**What you are asked to do**
Reply with the count of lines holding "desc", nothing more.
= = = = = = =
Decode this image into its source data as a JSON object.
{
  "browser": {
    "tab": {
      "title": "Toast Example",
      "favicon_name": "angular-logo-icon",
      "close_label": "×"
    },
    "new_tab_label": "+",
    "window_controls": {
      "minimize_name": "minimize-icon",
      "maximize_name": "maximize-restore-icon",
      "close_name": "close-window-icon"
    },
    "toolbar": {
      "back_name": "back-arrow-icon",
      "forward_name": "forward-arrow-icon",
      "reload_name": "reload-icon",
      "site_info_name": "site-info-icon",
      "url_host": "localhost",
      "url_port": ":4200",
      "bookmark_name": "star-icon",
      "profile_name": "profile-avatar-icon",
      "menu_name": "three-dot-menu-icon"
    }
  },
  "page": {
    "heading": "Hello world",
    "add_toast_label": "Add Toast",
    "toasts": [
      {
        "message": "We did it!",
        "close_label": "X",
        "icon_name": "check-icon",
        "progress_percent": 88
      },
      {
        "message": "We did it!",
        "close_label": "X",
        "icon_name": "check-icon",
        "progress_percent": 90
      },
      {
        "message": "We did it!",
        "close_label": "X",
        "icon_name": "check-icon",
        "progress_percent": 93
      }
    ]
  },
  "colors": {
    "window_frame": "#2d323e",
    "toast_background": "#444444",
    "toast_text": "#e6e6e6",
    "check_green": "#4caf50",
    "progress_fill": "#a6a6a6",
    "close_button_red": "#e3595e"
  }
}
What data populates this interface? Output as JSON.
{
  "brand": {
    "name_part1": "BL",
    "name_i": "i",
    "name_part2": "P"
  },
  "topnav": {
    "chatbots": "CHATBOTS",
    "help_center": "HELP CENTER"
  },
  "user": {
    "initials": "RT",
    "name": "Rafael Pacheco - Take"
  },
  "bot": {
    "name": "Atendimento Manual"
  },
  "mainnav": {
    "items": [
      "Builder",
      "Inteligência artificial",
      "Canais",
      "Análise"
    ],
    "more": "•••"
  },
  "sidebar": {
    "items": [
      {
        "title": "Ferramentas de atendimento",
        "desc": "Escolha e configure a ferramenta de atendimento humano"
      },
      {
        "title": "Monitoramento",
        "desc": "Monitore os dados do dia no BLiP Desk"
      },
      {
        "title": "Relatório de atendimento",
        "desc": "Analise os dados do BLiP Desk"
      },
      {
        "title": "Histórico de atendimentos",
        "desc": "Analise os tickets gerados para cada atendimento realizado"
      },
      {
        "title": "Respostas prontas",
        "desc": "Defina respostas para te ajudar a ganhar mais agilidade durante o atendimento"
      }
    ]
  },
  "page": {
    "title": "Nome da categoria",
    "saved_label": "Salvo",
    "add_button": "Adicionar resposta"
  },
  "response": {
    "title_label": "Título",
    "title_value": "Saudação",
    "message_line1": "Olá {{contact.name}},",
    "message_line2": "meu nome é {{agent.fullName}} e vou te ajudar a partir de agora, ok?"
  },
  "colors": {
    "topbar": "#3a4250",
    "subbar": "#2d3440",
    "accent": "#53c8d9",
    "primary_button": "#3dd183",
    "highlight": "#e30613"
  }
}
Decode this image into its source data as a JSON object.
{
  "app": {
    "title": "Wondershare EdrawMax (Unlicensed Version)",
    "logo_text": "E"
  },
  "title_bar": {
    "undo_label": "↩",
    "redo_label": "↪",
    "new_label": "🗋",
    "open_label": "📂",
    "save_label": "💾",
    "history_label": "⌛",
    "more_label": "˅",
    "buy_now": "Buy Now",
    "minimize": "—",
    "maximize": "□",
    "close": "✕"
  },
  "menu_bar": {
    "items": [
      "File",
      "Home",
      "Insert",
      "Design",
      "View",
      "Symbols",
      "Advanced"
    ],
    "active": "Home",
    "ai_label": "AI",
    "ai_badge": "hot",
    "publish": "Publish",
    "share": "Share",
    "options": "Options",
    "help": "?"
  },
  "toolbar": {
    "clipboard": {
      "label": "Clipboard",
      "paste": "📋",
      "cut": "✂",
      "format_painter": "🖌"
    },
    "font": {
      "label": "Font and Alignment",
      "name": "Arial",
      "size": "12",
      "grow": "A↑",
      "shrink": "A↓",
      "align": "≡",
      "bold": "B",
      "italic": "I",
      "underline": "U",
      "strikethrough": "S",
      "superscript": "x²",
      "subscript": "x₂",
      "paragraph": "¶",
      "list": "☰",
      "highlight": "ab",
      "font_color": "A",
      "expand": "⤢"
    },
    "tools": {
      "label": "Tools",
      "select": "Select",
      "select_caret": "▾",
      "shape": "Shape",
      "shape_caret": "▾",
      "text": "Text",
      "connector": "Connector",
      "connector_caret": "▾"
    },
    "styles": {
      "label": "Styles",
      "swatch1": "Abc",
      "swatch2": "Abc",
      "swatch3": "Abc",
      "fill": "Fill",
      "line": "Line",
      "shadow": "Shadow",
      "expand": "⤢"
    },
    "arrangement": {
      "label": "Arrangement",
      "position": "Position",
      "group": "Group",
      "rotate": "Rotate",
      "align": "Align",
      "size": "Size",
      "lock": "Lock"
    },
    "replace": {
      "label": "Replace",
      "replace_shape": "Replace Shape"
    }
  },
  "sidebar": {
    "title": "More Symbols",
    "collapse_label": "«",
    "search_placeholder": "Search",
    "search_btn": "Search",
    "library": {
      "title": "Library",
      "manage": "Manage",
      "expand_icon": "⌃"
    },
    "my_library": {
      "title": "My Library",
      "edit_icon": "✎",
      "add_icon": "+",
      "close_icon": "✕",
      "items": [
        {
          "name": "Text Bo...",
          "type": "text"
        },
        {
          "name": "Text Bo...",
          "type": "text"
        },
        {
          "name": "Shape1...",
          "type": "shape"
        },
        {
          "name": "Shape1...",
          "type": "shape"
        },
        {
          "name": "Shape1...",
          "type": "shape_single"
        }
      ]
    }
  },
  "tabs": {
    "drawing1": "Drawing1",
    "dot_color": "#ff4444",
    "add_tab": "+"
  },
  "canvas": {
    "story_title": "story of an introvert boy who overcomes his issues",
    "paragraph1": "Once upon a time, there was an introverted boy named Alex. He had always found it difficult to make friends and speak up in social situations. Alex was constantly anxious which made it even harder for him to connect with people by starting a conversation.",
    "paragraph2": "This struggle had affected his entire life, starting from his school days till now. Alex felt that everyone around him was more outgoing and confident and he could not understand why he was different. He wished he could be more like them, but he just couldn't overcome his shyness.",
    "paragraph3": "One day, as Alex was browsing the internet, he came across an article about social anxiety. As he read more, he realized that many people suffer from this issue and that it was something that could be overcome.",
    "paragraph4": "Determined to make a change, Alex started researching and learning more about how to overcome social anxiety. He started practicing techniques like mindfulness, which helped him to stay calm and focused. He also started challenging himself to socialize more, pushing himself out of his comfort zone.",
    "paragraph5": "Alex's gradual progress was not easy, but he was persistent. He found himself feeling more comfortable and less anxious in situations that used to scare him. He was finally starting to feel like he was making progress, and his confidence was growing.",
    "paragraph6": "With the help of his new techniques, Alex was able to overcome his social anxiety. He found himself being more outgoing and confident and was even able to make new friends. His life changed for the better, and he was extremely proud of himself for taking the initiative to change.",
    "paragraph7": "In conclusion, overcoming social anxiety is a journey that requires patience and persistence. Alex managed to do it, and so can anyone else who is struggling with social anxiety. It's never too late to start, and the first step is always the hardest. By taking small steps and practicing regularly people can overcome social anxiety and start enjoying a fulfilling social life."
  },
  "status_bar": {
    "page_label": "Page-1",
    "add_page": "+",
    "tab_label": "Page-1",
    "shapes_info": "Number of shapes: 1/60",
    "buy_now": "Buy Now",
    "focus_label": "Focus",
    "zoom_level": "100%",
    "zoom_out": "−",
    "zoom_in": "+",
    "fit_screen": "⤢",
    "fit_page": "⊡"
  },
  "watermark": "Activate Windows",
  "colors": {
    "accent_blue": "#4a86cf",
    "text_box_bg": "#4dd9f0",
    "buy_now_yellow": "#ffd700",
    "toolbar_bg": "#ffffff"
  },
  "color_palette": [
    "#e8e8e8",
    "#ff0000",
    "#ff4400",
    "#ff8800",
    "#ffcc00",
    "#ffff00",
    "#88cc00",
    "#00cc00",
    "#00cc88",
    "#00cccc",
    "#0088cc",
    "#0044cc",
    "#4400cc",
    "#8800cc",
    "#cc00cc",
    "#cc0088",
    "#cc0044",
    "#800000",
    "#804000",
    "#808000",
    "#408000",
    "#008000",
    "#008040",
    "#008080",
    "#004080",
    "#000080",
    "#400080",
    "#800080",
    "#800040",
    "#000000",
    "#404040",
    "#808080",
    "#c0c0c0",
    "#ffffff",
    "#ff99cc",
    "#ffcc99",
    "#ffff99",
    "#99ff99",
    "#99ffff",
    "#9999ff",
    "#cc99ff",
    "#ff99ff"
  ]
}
= = = = = = =
**Exercise result**
5